# What is asked
Scan the data below for the string "usta". Copy every line where it appears.

··· Provided material

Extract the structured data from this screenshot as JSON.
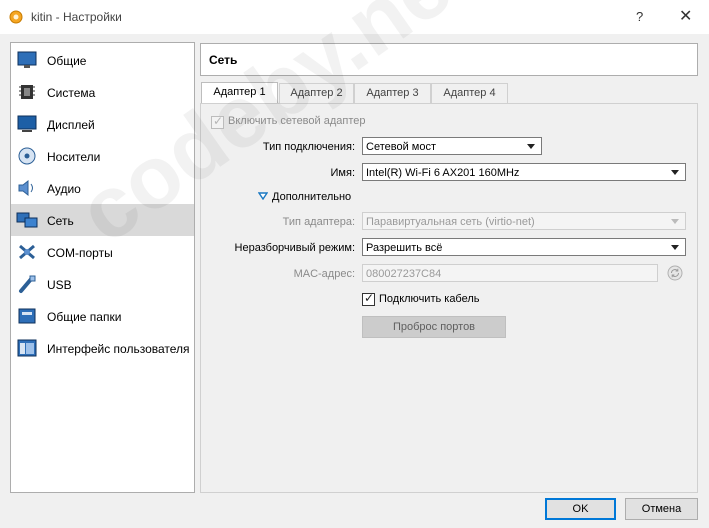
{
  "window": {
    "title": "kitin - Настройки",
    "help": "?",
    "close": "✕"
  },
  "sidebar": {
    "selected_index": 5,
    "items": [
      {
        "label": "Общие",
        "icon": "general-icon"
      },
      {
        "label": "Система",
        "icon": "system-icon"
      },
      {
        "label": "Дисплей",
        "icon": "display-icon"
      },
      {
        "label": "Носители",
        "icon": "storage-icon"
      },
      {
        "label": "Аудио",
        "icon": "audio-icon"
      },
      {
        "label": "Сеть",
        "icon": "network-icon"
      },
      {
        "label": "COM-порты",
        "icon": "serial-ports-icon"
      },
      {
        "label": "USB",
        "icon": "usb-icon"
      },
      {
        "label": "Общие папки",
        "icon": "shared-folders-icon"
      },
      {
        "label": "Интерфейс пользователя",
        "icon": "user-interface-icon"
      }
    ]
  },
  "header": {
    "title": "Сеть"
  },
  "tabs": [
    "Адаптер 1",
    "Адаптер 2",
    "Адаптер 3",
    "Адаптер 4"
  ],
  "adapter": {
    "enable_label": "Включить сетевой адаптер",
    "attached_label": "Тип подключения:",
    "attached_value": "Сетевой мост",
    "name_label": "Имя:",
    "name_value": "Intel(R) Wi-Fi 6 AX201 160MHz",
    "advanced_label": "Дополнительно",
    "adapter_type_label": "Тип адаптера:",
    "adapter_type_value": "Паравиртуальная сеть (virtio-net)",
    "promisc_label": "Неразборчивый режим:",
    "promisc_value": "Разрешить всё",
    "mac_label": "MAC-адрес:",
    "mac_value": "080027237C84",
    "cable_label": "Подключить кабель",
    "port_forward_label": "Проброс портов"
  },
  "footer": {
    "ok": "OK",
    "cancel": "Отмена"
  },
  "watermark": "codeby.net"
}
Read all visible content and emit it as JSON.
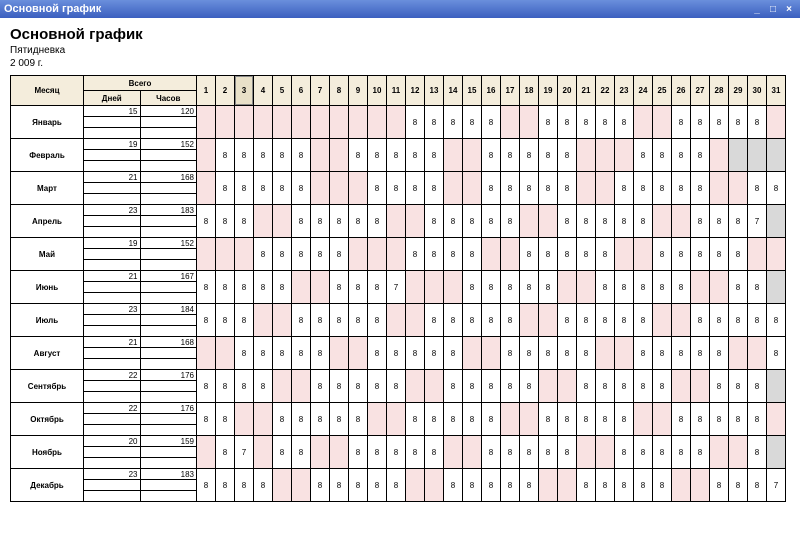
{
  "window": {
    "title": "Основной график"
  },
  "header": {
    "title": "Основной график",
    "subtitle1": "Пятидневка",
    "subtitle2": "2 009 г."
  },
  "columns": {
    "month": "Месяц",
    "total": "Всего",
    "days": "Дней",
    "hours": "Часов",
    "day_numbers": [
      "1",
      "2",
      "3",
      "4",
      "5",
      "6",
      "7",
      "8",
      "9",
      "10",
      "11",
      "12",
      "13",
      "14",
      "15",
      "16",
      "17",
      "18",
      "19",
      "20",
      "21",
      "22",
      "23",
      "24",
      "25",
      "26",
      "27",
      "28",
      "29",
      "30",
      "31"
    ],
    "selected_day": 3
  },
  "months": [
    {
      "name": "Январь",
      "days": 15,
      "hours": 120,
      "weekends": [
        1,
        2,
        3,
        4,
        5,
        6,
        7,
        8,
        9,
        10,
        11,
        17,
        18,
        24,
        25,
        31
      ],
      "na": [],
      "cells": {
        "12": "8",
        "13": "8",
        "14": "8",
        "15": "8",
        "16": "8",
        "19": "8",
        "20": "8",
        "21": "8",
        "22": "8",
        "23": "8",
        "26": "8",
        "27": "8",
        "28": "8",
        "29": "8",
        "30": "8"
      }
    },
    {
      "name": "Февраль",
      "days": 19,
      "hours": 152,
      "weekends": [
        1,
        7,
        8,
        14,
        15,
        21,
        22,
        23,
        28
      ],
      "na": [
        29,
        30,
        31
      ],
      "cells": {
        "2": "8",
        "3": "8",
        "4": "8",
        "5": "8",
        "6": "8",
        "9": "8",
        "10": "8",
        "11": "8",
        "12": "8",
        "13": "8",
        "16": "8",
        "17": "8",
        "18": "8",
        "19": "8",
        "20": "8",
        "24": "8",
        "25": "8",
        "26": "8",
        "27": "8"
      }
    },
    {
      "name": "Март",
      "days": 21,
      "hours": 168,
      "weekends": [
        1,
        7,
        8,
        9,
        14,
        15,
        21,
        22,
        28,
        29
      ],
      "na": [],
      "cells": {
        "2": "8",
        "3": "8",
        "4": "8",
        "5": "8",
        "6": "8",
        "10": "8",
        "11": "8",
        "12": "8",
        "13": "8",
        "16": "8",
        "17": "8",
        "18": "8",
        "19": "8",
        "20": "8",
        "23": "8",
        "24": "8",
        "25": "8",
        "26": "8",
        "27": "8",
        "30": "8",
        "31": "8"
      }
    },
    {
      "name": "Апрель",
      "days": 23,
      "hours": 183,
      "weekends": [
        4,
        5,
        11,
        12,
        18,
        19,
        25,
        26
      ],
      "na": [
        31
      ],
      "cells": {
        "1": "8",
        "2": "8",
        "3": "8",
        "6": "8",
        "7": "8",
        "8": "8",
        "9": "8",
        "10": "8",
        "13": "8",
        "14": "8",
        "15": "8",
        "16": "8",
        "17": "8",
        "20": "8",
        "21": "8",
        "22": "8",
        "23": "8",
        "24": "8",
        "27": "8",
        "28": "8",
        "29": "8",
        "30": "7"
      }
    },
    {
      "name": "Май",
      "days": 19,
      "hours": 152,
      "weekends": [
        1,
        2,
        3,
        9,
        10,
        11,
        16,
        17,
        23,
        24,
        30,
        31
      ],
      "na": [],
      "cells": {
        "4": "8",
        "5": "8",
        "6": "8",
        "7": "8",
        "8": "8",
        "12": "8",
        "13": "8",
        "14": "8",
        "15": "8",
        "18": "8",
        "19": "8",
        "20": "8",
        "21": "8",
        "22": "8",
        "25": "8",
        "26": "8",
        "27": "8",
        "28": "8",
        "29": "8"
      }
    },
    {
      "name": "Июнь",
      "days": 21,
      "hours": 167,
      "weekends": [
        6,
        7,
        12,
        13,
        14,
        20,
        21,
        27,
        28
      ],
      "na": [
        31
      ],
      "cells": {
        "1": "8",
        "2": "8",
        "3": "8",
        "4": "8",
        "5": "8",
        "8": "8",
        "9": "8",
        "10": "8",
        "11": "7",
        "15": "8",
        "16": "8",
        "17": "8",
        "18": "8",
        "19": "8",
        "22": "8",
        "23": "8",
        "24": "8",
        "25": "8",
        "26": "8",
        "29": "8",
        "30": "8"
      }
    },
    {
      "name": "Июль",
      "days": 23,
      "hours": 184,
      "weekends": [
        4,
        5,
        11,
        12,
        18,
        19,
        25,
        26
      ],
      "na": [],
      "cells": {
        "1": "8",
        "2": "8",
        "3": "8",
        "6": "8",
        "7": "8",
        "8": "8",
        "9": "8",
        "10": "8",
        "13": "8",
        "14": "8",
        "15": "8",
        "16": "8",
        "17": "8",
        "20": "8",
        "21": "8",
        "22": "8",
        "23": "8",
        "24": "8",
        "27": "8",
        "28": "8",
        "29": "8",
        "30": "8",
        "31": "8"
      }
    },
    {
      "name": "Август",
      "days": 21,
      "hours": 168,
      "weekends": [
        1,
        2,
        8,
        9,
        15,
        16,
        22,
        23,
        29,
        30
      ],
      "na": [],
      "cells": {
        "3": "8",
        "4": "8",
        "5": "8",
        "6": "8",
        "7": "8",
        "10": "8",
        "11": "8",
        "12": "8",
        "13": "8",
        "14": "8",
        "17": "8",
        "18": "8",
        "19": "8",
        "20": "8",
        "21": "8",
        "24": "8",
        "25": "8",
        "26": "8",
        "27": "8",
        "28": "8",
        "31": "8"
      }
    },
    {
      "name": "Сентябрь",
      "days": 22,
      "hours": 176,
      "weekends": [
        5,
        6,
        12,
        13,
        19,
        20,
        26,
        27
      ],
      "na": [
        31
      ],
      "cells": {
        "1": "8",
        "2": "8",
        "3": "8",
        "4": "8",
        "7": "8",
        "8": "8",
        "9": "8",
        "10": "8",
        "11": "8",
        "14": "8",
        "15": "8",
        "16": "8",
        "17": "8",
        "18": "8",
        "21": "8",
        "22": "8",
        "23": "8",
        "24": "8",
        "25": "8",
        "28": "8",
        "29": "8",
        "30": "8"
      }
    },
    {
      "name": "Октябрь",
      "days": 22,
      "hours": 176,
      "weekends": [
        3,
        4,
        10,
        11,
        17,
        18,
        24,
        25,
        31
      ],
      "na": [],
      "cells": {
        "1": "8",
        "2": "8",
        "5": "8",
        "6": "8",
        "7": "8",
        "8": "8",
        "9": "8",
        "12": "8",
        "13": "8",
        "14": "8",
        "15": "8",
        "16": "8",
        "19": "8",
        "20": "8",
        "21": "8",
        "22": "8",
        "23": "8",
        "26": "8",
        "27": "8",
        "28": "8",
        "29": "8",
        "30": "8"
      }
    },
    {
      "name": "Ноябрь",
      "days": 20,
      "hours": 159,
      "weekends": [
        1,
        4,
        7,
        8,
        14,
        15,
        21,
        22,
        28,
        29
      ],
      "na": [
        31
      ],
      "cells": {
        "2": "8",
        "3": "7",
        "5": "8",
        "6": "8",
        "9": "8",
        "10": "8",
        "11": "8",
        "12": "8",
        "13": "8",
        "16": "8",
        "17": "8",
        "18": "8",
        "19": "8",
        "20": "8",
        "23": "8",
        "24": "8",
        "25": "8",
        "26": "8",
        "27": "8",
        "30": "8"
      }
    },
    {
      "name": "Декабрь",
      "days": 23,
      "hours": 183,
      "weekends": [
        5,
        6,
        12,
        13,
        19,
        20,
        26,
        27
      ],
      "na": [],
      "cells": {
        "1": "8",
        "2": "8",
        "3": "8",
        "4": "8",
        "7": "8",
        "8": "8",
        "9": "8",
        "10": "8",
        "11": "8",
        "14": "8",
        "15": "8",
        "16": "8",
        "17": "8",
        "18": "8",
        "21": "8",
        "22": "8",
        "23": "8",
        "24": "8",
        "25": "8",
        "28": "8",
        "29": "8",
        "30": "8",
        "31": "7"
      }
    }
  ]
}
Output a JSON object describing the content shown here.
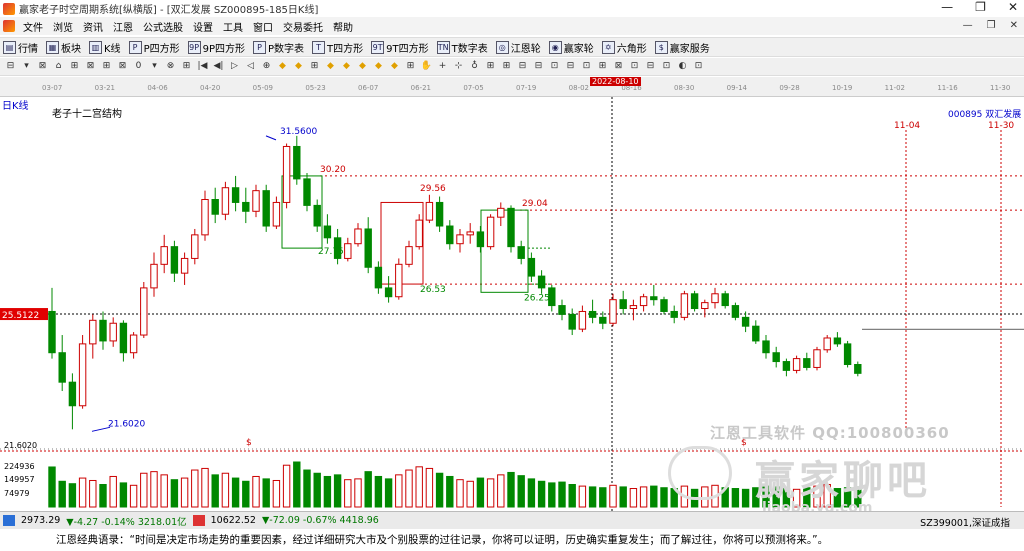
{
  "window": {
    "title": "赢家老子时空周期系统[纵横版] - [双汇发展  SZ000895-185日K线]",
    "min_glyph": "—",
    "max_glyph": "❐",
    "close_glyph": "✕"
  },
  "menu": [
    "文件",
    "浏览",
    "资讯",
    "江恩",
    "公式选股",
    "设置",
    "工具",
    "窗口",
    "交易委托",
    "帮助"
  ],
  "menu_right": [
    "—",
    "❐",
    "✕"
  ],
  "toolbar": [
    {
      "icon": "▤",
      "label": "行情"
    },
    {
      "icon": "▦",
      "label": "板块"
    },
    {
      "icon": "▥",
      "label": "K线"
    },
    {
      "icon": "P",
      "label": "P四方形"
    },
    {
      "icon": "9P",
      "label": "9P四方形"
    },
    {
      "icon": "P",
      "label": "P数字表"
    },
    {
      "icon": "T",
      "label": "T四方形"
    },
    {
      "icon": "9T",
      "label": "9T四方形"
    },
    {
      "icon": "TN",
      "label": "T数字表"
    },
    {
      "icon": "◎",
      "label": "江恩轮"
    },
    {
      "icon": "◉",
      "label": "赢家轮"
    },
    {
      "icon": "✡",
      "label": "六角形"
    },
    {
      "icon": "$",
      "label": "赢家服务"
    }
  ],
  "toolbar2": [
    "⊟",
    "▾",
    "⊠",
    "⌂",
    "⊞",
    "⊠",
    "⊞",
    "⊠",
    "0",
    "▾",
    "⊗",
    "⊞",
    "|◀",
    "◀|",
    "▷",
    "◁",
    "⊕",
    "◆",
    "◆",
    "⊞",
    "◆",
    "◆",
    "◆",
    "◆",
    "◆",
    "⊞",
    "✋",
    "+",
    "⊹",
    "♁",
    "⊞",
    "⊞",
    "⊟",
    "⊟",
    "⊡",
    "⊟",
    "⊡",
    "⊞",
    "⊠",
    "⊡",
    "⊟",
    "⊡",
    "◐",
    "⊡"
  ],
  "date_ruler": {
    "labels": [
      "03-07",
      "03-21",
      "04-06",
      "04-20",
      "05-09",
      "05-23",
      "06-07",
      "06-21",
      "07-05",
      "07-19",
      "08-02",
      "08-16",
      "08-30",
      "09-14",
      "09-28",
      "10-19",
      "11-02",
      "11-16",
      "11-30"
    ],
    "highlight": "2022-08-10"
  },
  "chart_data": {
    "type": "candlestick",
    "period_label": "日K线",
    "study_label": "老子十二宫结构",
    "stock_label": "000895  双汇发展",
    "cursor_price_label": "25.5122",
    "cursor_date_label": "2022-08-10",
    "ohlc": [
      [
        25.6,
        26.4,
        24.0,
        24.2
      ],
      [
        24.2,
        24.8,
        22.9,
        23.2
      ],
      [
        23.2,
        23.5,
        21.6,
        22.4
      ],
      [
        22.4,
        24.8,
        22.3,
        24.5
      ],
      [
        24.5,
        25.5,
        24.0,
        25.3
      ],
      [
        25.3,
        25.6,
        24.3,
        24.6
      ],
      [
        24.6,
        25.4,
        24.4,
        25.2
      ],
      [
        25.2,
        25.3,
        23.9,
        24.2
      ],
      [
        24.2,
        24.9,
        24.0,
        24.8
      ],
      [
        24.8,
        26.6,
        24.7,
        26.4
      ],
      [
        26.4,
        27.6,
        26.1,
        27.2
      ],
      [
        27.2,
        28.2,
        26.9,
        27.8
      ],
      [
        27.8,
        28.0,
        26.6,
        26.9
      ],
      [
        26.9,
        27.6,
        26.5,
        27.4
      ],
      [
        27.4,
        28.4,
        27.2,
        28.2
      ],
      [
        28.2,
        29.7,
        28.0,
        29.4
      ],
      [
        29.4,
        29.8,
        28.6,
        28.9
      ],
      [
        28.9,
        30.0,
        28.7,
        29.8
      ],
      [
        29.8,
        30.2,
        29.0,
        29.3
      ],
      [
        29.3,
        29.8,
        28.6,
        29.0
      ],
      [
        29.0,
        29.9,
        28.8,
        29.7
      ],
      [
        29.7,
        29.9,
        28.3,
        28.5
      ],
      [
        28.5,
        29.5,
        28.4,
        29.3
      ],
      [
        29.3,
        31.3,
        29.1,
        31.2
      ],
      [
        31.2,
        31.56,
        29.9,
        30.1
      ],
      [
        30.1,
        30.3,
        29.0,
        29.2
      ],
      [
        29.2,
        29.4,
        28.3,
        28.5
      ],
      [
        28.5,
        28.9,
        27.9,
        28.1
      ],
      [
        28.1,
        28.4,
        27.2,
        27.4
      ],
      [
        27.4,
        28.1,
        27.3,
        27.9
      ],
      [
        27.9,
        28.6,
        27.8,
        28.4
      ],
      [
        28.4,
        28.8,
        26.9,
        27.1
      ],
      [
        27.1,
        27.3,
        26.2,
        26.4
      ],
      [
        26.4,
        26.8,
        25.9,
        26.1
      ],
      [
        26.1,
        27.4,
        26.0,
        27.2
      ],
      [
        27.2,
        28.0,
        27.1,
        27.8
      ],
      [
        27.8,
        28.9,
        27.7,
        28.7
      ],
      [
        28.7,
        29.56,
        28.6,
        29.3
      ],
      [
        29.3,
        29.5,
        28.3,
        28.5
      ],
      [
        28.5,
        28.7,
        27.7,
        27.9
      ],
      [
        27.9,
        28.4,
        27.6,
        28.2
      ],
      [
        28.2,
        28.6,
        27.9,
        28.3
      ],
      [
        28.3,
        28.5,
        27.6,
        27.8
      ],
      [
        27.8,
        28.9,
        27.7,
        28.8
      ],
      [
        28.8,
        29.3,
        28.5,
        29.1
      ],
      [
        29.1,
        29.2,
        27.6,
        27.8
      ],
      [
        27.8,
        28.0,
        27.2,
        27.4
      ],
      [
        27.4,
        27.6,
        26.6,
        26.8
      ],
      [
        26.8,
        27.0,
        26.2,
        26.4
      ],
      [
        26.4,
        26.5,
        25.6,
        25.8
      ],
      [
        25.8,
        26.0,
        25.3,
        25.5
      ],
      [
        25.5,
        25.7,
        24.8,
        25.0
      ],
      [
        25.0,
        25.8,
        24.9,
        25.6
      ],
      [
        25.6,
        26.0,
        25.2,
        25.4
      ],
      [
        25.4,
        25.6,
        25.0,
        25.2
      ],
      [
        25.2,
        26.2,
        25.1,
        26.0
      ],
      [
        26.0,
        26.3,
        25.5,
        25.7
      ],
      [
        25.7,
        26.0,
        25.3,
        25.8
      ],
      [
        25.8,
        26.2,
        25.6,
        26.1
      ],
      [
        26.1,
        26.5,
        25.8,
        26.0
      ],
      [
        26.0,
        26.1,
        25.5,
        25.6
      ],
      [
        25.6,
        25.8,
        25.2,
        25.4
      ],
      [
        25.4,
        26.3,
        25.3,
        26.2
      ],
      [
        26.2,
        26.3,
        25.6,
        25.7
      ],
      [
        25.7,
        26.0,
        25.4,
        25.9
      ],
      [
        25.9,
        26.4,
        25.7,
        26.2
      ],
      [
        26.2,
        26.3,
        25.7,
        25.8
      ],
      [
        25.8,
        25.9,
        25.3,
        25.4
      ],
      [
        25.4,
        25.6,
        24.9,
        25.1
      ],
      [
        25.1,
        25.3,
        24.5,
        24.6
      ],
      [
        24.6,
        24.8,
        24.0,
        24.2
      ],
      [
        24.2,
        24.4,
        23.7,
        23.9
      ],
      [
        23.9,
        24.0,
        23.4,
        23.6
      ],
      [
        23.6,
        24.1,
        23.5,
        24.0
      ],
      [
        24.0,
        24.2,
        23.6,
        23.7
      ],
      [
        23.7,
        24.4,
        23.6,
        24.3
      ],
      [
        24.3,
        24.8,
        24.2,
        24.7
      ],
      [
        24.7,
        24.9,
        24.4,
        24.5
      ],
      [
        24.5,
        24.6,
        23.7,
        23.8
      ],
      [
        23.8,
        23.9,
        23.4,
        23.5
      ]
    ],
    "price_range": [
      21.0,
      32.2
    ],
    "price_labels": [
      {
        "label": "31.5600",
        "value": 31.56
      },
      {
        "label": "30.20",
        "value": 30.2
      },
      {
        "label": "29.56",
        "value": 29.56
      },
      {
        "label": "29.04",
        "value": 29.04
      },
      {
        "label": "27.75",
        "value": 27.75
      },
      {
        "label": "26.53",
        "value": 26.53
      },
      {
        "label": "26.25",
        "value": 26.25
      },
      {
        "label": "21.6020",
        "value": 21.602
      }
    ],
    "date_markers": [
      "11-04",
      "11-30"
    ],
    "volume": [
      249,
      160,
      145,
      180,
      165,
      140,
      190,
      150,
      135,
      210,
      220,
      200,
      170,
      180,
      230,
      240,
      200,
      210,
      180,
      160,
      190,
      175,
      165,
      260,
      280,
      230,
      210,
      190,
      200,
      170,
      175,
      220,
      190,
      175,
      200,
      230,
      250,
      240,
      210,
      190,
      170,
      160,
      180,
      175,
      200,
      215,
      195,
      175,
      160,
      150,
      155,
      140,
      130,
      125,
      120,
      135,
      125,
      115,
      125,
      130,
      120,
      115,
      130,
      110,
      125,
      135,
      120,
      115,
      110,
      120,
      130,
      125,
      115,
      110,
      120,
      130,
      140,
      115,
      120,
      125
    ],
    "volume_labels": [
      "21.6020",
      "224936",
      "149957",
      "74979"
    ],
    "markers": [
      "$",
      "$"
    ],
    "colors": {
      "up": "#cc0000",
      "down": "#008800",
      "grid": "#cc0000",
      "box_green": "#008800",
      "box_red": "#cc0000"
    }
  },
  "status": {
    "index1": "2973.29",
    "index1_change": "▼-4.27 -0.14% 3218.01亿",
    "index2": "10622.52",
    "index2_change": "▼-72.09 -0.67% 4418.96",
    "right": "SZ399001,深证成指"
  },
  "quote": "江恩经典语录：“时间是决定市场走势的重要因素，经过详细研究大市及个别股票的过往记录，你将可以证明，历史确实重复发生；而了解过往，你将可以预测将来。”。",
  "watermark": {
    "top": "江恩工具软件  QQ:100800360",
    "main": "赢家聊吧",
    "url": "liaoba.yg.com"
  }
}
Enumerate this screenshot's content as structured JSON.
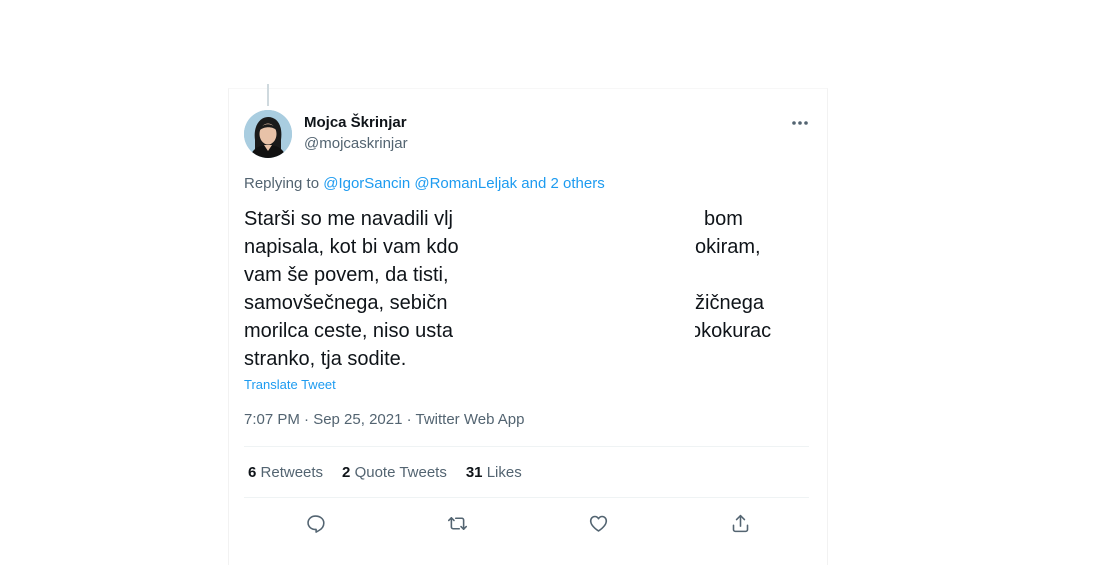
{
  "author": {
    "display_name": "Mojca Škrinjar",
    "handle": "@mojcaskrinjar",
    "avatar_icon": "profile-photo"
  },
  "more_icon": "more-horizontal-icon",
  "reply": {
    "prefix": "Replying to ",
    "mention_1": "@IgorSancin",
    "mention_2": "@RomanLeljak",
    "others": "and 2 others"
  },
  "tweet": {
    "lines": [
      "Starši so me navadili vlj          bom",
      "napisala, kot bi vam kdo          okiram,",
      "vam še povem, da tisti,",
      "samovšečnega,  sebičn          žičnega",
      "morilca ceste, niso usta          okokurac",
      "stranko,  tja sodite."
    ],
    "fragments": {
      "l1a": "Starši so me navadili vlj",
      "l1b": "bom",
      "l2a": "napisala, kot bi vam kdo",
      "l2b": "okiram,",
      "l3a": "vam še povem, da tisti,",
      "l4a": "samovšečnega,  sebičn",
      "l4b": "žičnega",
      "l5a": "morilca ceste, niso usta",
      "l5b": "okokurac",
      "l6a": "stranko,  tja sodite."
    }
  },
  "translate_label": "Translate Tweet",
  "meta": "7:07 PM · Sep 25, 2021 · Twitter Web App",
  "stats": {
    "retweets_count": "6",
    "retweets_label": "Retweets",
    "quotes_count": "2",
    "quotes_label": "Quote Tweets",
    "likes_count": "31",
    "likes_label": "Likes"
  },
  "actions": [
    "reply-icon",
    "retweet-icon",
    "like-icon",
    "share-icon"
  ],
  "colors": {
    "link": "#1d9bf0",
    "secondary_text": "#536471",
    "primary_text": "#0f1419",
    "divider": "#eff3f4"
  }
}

······

# Full answer
      "morilca ceste, niso usta          okokurac",
      "l5a": "morilca ceste, niso usta",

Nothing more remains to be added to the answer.